(Source data)

....

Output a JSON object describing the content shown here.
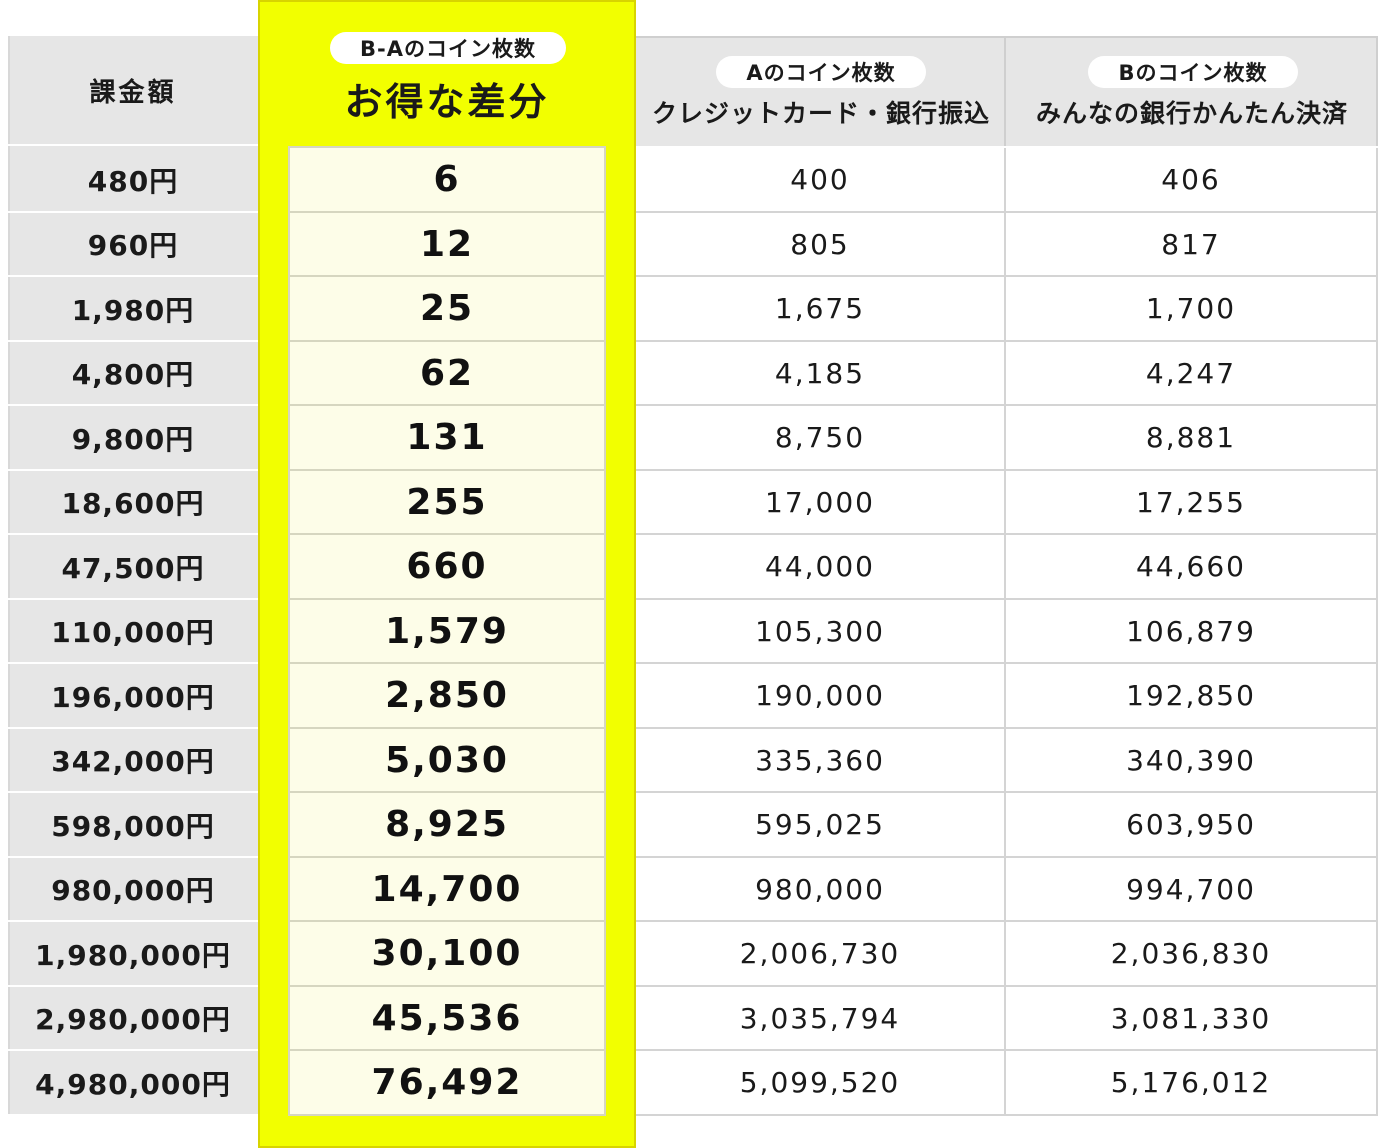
{
  "header": {
    "amount": "課金額",
    "diff_pill": "B-Aのコイン枚数",
    "diff_title": "お得な差分",
    "a_pill": "Aのコイン枚数",
    "a_sub": "クレジットカード・銀行振込",
    "b_pill": "Bのコイン枚数",
    "b_sub": "みんなの銀行かんたん決済"
  },
  "colors": {
    "highlight": "#f2ff00",
    "highlight_inner": "#fdfde8",
    "header_gray": "#e6e6e6"
  },
  "rows": [
    {
      "amount": "480円",
      "diff": "6",
      "a": "400",
      "b": "406"
    },
    {
      "amount": "960円",
      "diff": "12",
      "a": "805",
      "b": "817"
    },
    {
      "amount": "1,980円",
      "diff": "25",
      "a": "1,675",
      "b": "1,700"
    },
    {
      "amount": "4,800円",
      "diff": "62",
      "a": "4,185",
      "b": "4,247"
    },
    {
      "amount": "9,800円",
      "diff": "131",
      "a": "8,750",
      "b": "8,881"
    },
    {
      "amount": "18,600円",
      "diff": "255",
      "a": "17,000",
      "b": "17,255"
    },
    {
      "amount": "47,500円",
      "diff": "660",
      "a": "44,000",
      "b": "44,660"
    },
    {
      "amount": "110,000円",
      "diff": "1,579",
      "a": "105,300",
      "b": "106,879"
    },
    {
      "amount": "196,000円",
      "diff": "2,850",
      "a": "190,000",
      "b": "192,850"
    },
    {
      "amount": "342,000円",
      "diff": "5,030",
      "a": "335,360",
      "b": "340,390"
    },
    {
      "amount": "598,000円",
      "diff": "8,925",
      "a": "595,025",
      "b": "603,950"
    },
    {
      "amount": "980,000円",
      "diff": "14,700",
      "a": "980,000",
      "b": "994,700"
    },
    {
      "amount": "1,980,000円",
      "diff": "30,100",
      "a": "2,006,730",
      "b": "2,036,830"
    },
    {
      "amount": "2,980,000円",
      "diff": "45,536",
      "a": "3,035,794",
      "b": "3,081,330"
    },
    {
      "amount": "4,980,000円",
      "diff": "76,492",
      "a": "5,099,520",
      "b": "5,176,012"
    }
  ]
}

....

## REQUIRED WORK
Restate the data above word for word. Do not include the images.

## ANSWER TO THIS EXERCISE
Output a JSON object describing the content shown here.
{
  "header": {
    "amount": "課金額",
    "diff_pill": "B-Aのコイン枚数",
    "diff_title": "お得な差分",
    "a_pill": "Aのコイン枚数",
    "a_sub": "クレジットカード・銀行振込",
    "b_pill": "Bのコイン枚数",
    "b_sub": "みんなの銀行かんたん決済"
  },
  "colors": {
    "highlight": "#f2ff00",
    "highlight_inner": "#fdfde8",
    "header_gray": "#e6e6e6"
  },
  "rows": [
    {
      "amount": "480円",
      "diff": "6",
      "a": "400",
      "b": "406"
    },
    {
      "amount": "960円",
      "diff": "12",
      "a": "805",
      "b": "817"
    },
    {
      "amount": "1,980円",
      "diff": "25",
      "a": "1,675",
      "b": "1,700"
    },
    {
      "amount": "4,800円",
      "diff": "62",
      "a": "4,185",
      "b": "4,247"
    },
    {
      "amount": "9,800円",
      "diff": "131",
      "a": "8,750",
      "b": "8,881"
    },
    {
      "amount": "18,600円",
      "diff": "255",
      "a": "17,000",
      "b": "17,255"
    },
    {
      "amount": "47,500円",
      "diff": "660",
      "a": "44,000",
      "b": "44,660"
    },
    {
      "amount": "110,000円",
      "diff": "1,579",
      "a": "105,300",
      "b": "106,879"
    },
    {
      "amount": "196,000円",
      "diff": "2,850",
      "a": "190,000",
      "b": "192,850"
    },
    {
      "amount": "342,000円",
      "diff": "5,030",
      "a": "335,360",
      "b": "340,390"
    },
    {
      "amount": "598,000円",
      "diff": "8,925",
      "a": "595,025",
      "b": "603,950"
    },
    {
      "amount": "980,000円",
      "diff": "14,700",
      "a": "980,000",
      "b": "994,700"
    },
    {
      "amount": "1,980,000円",
      "diff": "30,100",
      "a": "2,006,730",
      "b": "2,036,830"
    },
    {
      "amount": "2,980,000円",
      "diff": "45,536",
      "a": "3,035,794",
      "b": "3,081,330"
    },
    {
      "amount": "4,980,000円",
      "diff": "76,492",
      "a": "5,099,520",
      "b": "5,176,012"
    }
  ]
}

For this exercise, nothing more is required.